» Extracted data entries:
####################

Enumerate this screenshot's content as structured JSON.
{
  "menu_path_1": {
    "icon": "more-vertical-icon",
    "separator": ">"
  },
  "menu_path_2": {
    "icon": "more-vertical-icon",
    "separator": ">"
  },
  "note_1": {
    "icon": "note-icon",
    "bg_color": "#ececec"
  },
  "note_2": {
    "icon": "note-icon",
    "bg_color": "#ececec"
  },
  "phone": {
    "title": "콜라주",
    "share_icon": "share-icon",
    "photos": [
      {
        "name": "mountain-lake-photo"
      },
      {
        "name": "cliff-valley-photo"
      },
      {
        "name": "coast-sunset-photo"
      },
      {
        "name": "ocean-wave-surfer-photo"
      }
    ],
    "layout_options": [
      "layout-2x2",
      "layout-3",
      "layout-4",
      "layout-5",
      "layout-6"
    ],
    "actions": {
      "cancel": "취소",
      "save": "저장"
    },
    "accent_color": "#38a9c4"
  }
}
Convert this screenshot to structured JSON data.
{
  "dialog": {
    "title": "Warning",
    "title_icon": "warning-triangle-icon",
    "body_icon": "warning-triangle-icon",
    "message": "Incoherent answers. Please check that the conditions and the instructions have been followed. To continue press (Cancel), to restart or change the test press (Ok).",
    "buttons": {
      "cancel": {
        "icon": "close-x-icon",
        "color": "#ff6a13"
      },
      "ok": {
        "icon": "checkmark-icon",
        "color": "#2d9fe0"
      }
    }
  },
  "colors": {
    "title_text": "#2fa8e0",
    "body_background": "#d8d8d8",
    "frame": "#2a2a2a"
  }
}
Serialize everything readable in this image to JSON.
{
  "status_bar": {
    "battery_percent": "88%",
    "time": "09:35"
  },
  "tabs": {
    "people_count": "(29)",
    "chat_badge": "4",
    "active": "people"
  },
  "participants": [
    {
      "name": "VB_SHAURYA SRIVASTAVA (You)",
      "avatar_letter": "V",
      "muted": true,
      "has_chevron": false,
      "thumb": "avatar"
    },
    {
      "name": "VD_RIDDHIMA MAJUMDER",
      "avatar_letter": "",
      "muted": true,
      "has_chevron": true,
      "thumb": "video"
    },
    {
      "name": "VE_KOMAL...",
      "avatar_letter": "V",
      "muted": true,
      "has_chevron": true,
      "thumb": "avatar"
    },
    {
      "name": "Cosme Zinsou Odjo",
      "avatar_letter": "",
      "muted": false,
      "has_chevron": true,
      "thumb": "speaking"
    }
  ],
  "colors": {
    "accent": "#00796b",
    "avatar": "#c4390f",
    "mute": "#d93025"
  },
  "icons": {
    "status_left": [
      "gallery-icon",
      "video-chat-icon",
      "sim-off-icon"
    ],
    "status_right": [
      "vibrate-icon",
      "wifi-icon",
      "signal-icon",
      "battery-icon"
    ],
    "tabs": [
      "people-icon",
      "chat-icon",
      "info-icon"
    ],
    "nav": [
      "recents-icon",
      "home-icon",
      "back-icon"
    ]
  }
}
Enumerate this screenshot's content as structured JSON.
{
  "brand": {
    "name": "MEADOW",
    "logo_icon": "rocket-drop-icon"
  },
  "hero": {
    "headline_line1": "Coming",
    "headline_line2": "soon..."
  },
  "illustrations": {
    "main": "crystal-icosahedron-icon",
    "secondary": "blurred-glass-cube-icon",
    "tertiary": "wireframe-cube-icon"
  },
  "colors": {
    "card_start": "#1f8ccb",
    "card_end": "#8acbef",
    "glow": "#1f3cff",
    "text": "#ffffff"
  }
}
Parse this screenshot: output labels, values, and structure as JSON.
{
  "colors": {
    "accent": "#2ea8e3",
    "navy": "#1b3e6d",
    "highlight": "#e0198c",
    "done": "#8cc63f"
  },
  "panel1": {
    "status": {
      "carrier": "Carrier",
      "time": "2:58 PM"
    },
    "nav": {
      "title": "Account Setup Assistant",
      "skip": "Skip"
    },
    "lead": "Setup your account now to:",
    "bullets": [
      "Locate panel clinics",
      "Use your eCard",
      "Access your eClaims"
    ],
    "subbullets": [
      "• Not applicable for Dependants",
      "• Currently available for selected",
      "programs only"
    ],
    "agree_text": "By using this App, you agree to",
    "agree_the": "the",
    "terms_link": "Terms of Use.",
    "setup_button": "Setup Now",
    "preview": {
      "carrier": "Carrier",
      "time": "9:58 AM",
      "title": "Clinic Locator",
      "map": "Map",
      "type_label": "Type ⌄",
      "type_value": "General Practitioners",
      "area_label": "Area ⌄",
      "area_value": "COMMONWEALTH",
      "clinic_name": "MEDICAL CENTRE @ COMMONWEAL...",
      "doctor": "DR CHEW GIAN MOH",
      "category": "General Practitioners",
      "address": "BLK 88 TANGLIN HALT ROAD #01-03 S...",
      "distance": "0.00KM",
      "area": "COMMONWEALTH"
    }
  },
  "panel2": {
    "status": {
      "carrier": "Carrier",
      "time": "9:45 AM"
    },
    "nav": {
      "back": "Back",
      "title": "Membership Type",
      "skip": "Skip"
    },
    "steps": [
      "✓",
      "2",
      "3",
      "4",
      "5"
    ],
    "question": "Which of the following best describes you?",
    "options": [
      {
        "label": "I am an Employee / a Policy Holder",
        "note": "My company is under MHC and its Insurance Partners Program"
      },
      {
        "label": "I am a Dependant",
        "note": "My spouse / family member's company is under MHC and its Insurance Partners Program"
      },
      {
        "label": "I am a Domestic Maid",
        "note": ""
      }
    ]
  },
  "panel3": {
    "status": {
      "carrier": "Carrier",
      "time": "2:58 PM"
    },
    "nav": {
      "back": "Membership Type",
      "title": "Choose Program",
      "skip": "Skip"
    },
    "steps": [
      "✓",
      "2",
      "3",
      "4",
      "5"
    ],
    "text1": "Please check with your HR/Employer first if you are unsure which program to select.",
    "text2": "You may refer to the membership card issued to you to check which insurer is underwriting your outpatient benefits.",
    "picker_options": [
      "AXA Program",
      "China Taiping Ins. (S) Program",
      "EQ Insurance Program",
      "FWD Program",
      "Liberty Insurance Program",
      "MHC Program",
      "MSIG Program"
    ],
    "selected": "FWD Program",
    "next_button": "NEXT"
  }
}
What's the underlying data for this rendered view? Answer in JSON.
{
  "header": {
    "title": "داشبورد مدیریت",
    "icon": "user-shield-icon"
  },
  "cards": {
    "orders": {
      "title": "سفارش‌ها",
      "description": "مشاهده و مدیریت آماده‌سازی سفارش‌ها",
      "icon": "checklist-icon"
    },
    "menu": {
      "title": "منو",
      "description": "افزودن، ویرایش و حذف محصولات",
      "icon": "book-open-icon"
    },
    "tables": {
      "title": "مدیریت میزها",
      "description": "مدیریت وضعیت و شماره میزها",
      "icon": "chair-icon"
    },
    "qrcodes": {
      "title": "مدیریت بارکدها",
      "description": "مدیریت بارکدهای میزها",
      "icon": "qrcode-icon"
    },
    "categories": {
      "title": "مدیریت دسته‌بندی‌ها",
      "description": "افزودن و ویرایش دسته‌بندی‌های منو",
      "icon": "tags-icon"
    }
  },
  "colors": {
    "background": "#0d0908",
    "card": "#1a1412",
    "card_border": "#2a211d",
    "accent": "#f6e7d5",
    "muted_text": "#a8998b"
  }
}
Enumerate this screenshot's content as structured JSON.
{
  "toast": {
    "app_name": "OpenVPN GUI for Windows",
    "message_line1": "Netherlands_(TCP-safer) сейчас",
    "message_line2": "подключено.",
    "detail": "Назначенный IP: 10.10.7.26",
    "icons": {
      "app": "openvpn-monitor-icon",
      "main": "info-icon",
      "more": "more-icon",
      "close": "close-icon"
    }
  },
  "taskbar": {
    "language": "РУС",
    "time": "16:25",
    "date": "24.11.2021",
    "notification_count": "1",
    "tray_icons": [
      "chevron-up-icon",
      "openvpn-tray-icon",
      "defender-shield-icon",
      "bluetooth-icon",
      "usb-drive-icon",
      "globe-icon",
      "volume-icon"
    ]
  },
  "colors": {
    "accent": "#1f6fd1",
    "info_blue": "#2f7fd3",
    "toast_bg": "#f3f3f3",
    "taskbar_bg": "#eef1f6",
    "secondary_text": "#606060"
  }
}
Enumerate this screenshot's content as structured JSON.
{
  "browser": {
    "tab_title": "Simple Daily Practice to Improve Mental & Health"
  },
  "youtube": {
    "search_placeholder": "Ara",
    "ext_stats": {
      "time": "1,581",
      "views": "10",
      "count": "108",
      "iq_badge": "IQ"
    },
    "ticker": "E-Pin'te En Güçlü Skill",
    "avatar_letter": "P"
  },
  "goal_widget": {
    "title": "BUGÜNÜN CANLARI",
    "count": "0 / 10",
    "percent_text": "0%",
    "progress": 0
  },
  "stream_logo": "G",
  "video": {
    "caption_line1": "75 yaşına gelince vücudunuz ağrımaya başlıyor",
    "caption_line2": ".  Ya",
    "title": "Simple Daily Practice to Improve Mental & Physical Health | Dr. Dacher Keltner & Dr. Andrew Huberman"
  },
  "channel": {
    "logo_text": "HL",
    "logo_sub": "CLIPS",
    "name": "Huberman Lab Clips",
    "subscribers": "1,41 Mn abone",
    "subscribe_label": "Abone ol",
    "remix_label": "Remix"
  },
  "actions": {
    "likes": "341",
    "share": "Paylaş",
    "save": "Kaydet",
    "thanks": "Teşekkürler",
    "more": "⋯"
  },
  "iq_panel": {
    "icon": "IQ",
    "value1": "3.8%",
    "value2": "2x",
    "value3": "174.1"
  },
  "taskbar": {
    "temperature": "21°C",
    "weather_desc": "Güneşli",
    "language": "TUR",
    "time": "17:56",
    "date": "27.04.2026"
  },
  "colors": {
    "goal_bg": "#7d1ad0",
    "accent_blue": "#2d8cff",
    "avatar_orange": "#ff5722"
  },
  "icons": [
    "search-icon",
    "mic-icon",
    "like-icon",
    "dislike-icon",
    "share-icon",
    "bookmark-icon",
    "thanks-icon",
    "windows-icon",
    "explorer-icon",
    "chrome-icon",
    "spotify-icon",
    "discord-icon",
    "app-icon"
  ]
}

####################

» Challenge: Copy every line that contains the string "افزودن".

» Result for this exercise:
      "description": "افزودن، ویرایش و حذف محصولات",
      "description": "افزودن و ویرایش دسته‌بندی‌های منو",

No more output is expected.